## What is required
Exactly as written, please set down all of the entries again, with no pictures.

^^^^

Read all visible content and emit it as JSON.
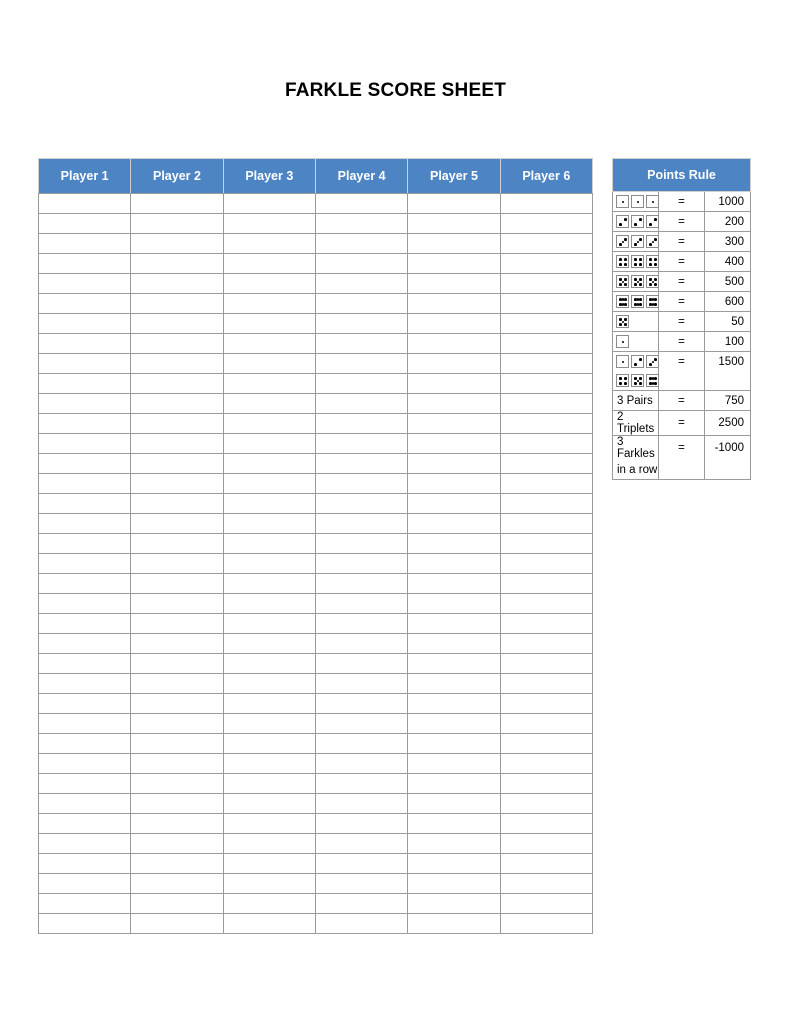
{
  "document": {
    "title": "FARKLE SCORE SHEET"
  },
  "theme": {
    "header_blue": "#4c84c4",
    "header_text": "#ffffff",
    "grid_line": "#9b9b9b",
    "negative_red": "#ff0000",
    "page_background": "#ffffff"
  },
  "score_table": {
    "columns": [
      {
        "label": "Player 1"
      },
      {
        "label": "Player 2"
      },
      {
        "label": "Player 3"
      },
      {
        "label": "Player 4"
      },
      {
        "label": "Player 5"
      },
      {
        "label": "Player 6"
      }
    ],
    "row_count": 37,
    "rows_are_blank": true
  },
  "points_panel": {
    "header": "Points Rule",
    "equals_sign": "=",
    "rules": [
      {
        "id": "three-ones",
        "kind": "dice",
        "dice": [
          1,
          1,
          1
        ],
        "equals": "=",
        "value": "1000",
        "negative": false
      },
      {
        "id": "three-twos",
        "kind": "dice",
        "dice": [
          2,
          2,
          2
        ],
        "equals": "=",
        "value": "200",
        "negative": false
      },
      {
        "id": "three-threes",
        "kind": "dice",
        "dice": [
          3,
          3,
          3
        ],
        "equals": "=",
        "value": "300",
        "negative": false
      },
      {
        "id": "three-fours",
        "kind": "dice",
        "dice": [
          4,
          4,
          4
        ],
        "equals": "=",
        "value": "400",
        "negative": false
      },
      {
        "id": "three-fives",
        "kind": "dice",
        "dice": [
          5,
          5,
          5
        ],
        "equals": "=",
        "value": "500",
        "negative": false
      },
      {
        "id": "three-sixes",
        "kind": "dice",
        "dice": [
          6,
          6,
          6
        ],
        "equals": "=",
        "value": "600",
        "negative": false
      },
      {
        "id": "single-five",
        "kind": "dice",
        "dice": [
          5
        ],
        "equals": "=",
        "value": "50",
        "negative": false
      },
      {
        "id": "single-one",
        "kind": "dice",
        "dice": [
          1
        ],
        "equals": "=",
        "value": "100",
        "negative": false
      },
      {
        "id": "straight",
        "kind": "dice-two-line",
        "dice": [
          1,
          2,
          3
        ],
        "dice_line2": [
          4,
          5,
          6
        ],
        "equals": "=",
        "value": "1500",
        "negative": false
      },
      {
        "id": "three-pairs",
        "kind": "text",
        "label": "3 Pairs",
        "equals": "=",
        "value": "750",
        "negative": false
      },
      {
        "id": "two-triplets",
        "kind": "text",
        "label": "2 Triplets",
        "equals": "=",
        "value": "2500",
        "negative": false
      },
      {
        "id": "three-farkles",
        "kind": "text-two-line",
        "label": "3 Farkles",
        "label_line2": "in a row",
        "equals": "=",
        "value": "-1000",
        "negative": true
      }
    ]
  }
}
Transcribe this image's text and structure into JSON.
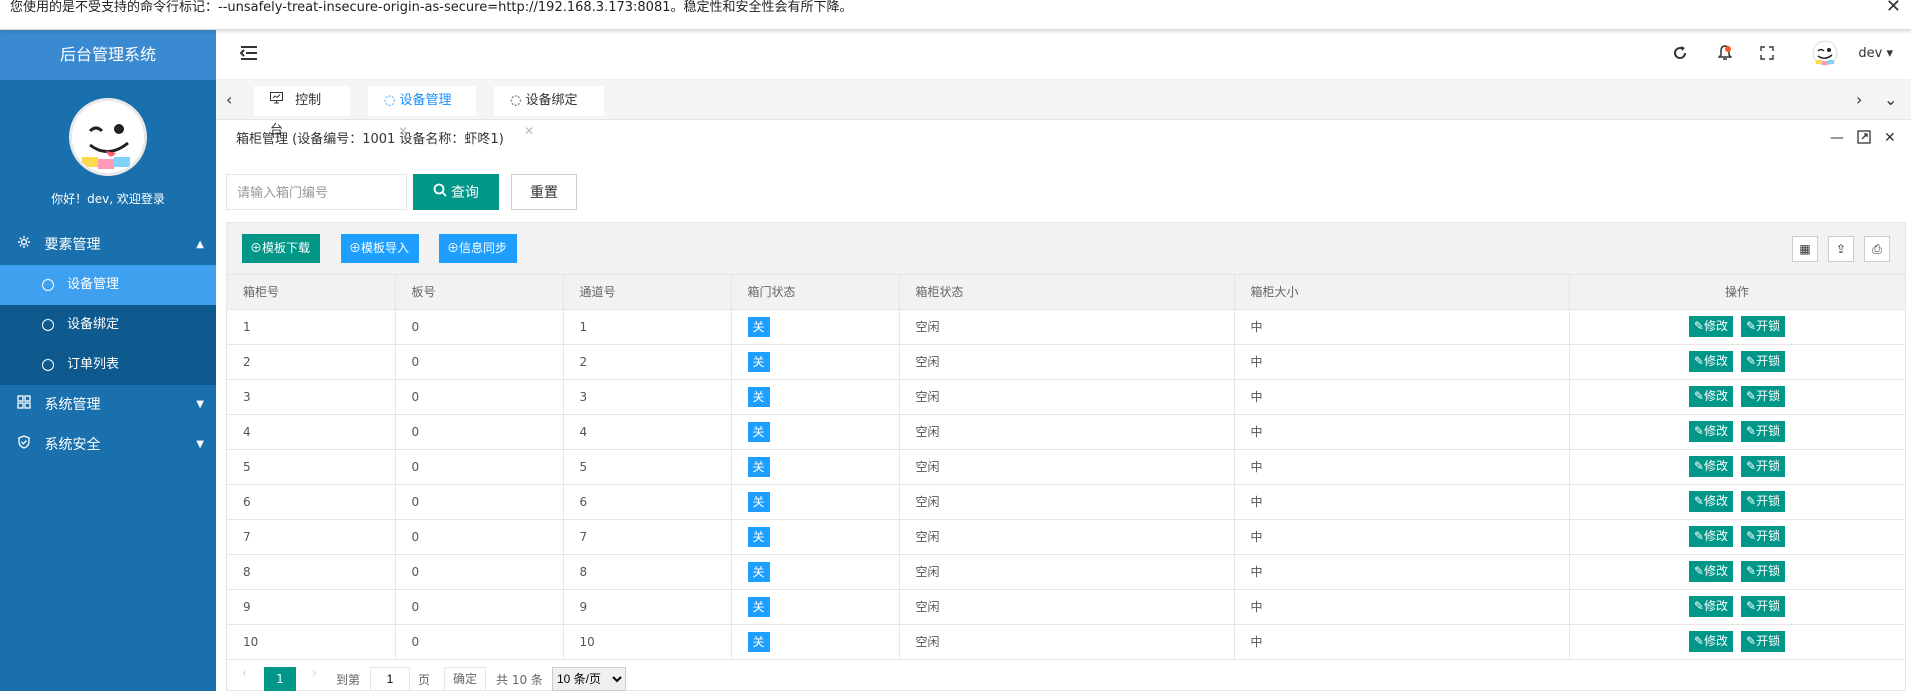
{
  "infobar": {
    "message": "您使用的是不受支持的命令行标记：--unsafely-treat-insecure-origin-as-secure=http://192.168.3.173:8081。稳定性和安全性会有所下降。",
    "close": "✕"
  },
  "sidebar": {
    "brand": "后台管理系统",
    "welcome": "你好！dev, 欢迎登录",
    "groups": [
      {
        "label": "要素管理",
        "icon": "gear-icon",
        "expanded": true,
        "items": [
          {
            "label": "设备管理",
            "active": true
          },
          {
            "label": "设备绑定"
          },
          {
            "label": "订单列表"
          }
        ]
      },
      {
        "label": "系统管理",
        "icon": "grid-icon",
        "expanded": false
      },
      {
        "label": "系统安全",
        "icon": "shield-icon",
        "expanded": false
      }
    ]
  },
  "topbar": {
    "user": "dev",
    "icons": [
      "menu-fold-icon",
      "refresh-icon",
      "bell-icon",
      "fullscreen-icon"
    ]
  },
  "tabs": [
    {
      "label": "控制台",
      "icon": "monitor-icon"
    },
    {
      "label": "设备管理",
      "active": true
    },
    {
      "label": "设备绑定"
    }
  ],
  "panel": {
    "title": "箱柜管理 (设备编号：1001 设备名称：虾咚1)"
  },
  "search": {
    "placeholder": "请输入箱门编号",
    "query_label": "查询",
    "reset_label": "重置"
  },
  "toolbar": {
    "download": "模板下载",
    "import": "模板导入",
    "sync": "信息同步"
  },
  "colors": {
    "sidebar": "#1a70ad",
    "brand": "#3a8ad1",
    "active_menu": "#3fa0f0",
    "primary_green": "#009688",
    "primary_blue": "#1e9fff"
  },
  "table": {
    "columns": [
      "箱柜号",
      "板号",
      "通道号",
      "箱门状态",
      "箱柜状态",
      "箱柜大小",
      "操作"
    ],
    "rows": [
      [
        "1",
        "0",
        "1",
        "关",
        "空闲",
        "中"
      ],
      [
        "2",
        "0",
        "2",
        "关",
        "空闲",
        "中"
      ],
      [
        "3",
        "0",
        "3",
        "关",
        "空闲",
        "中"
      ],
      [
        "4",
        "0",
        "4",
        "关",
        "空闲",
        "中"
      ],
      [
        "5",
        "0",
        "5",
        "关",
        "空闲",
        "中"
      ],
      [
        "6",
        "0",
        "6",
        "关",
        "空闲",
        "中"
      ],
      [
        "7",
        "0",
        "7",
        "关",
        "空闲",
        "中"
      ],
      [
        "8",
        "0",
        "8",
        "关",
        "空闲",
        "中"
      ],
      [
        "9",
        "0",
        "9",
        "关",
        "空闲",
        "中"
      ],
      [
        "10",
        "0",
        "10",
        "关",
        "空闲",
        "中"
      ]
    ],
    "edit_label": "修改",
    "unlock_label": "开锁"
  },
  "pager": {
    "current": "1",
    "goto_label": "到第",
    "page_value": "1",
    "page_unit": "页",
    "confirm": "确定",
    "total": "共 10 条",
    "per_page": "10 条/页"
  }
}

^^^^

## Task solution
Read all visible content and emit it as JSON.
{
  "document": {
    "title": "FARKLE SCORE SHEET"
  },
  "theme": {
    "header_blue": "#4c84c4",
    "header_text": "#ffffff",
    "grid_line": "#9b9b9b",
    "negative_red": "#ff0000",
    "page_background": "#ffffff"
  },
  "score_table": {
    "columns": [
      {
        "label": "Player 1"
      },
      {
        "label": "Player 2"
      },
      {
        "label": "Player 3"
      },
      {
        "label": "Player 4"
      },
      {
        "label": "Player 5"
      },
      {
        "label": "Player 6"
      }
    ],
    "row_count": 37,
    "rows_are_blank": true
  },
  "points_panel": {
    "header": "Points Rule",
    "equals_sign": "=",
    "rules": [
      {
        "id": "three-ones",
        "kind": "dice",
        "dice": [
          1,
          1,
          1
        ],
        "equals": "=",
        "value": "1000",
        "negative": false
      },
      {
        "id": "three-twos",
        "kind": "dice",
        "dice": [
          2,
          2,
          2
        ],
        "equals": "=",
        "value": "200",
        "negative": false
      },
      {
        "id": "three-threes",
        "kind": "dice",
        "dice": [
          3,
          3,
          3
        ],
        "equals": "=",
        "value": "300",
        "negative": false
      },
      {
        "id": "three-fours",
        "kind": "dice",
        "dice": [
          4,
          4,
          4
        ],
        "equals": "=",
        "value": "400",
        "negative": false
      },
      {
        "id": "three-fives",
        "kind": "dice",
        "dice": [
          5,
          5,
          5
        ],
        "equals": "=",
        "value": "500",
        "negative": false
      },
      {
        "id": "three-sixes",
        "kind": "dice",
        "dice": [
          6,
          6,
          6
        ],
        "equals": "=",
        "value": "600",
        "negative": false
      },
      {
        "id": "single-five",
        "kind": "dice",
        "dice": [
          5
        ],
        "equals": "=",
        "value": "50",
        "negative": false
      },
      {
        "id": "single-one",
        "kind": "dice",
        "dice": [
          1
        ],
        "equals": "=",
        "value": "100",
        "negative": false
      },
      {
        "id": "straight",
        "kind": "dice-two-line",
        "dice": [
          1,
          2,
          3
        ],
        "dice_line2": [
          4,
          5,
          6
        ],
        "equals": "=",
        "value": "1500",
        "negative": false
      },
      {
        "id": "three-pairs",
        "kind": "text",
        "label": "3 Pairs",
        "equals": "=",
        "value": "750",
        "negative": false
      },
      {
        "id": "two-triplets",
        "kind": "text",
        "label": "2 Triplets",
        "equals": "=",
        "value": "2500",
        "negative": false
      },
      {
        "id": "three-farkles",
        "kind": "text-two-line",
        "label": "3 Farkles",
        "label_line2": "in a row",
        "equals": "=",
        "value": "-1000",
        "negative": true
      }
    ]
  }
}
Transcribe this image's text and structure into JSON.
{
  "infobar": {
    "message": "您使用的是不受支持的命令行标记：--unsafely-treat-insecure-origin-as-secure=http://192.168.3.173:8081。稳定性和安全性会有所下降。",
    "close": "✕"
  },
  "sidebar": {
    "brand": "后台管理系统",
    "welcome": "你好！dev, 欢迎登录",
    "groups": [
      {
        "label": "要素管理",
        "icon": "gear-icon",
        "expanded": true,
        "items": [
          {
            "label": "设备管理",
            "active": true
          },
          {
            "label": "设备绑定"
          },
          {
            "label": "订单列表"
          }
        ]
      },
      {
        "label": "系统管理",
        "icon": "grid-icon",
        "expanded": false
      },
      {
        "label": "系统安全",
        "icon": "shield-icon",
        "expanded": false
      }
    ]
  },
  "topbar": {
    "user": "dev",
    "icons": [
      "menu-fold-icon",
      "refresh-icon",
      "bell-icon",
      "fullscreen-icon"
    ]
  },
  "tabs": [
    {
      "label": "控制台",
      "icon": "monitor-icon"
    },
    {
      "label": "设备管理",
      "active": true
    },
    {
      "label": "设备绑定"
    }
  ],
  "panel": {
    "title": "箱柜管理 (设备编号：1001 设备名称：虾咚1)"
  },
  "search": {
    "placeholder": "请输入箱门编号",
    "query_label": "查询",
    "reset_label": "重置"
  },
  "toolbar": {
    "download": "模板下载",
    "import": "模板导入",
    "sync": "信息同步"
  },
  "colors": {
    "sidebar": "#1a70ad",
    "brand": "#3a8ad1",
    "active_menu": "#3fa0f0",
    "primary_green": "#009688",
    "primary_blue": "#1e9fff"
  },
  "table": {
    "columns": [
      "箱柜号",
      "板号",
      "通道号",
      "箱门状态",
      "箱柜状态",
      "箱柜大小",
      "操作"
    ],
    "rows": [
      [
        "1",
        "0",
        "1",
        "关",
        "空闲",
        "中"
      ],
      [
        "2",
        "0",
        "2",
        "关",
        "空闲",
        "中"
      ],
      [
        "3",
        "0",
        "3",
        "关",
        "空闲",
        "中"
      ],
      [
        "4",
        "0",
        "4",
        "关",
        "空闲",
        "中"
      ],
      [
        "5",
        "0",
        "5",
        "关",
        "空闲",
        "中"
      ],
      [
        "6",
        "0",
        "6",
        "关",
        "空闲",
        "中"
      ],
      [
        "7",
        "0",
        "7",
        "关",
        "空闲",
        "中"
      ],
      [
        "8",
        "0",
        "8",
        "关",
        "空闲",
        "中"
      ],
      [
        "9",
        "0",
        "9",
        "关",
        "空闲",
        "中"
      ],
      [
        "10",
        "0",
        "10",
        "关",
        "空闲",
        "中"
      ]
    ],
    "edit_label": "修改",
    "unlock_label": "开锁"
  },
  "pager": {
    "current": "1",
    "goto_label": "到第",
    "page_value": "1",
    "page_unit": "页",
    "confirm": "确定",
    "total": "共 10 条",
    "per_page": "10 条/页"
  }
}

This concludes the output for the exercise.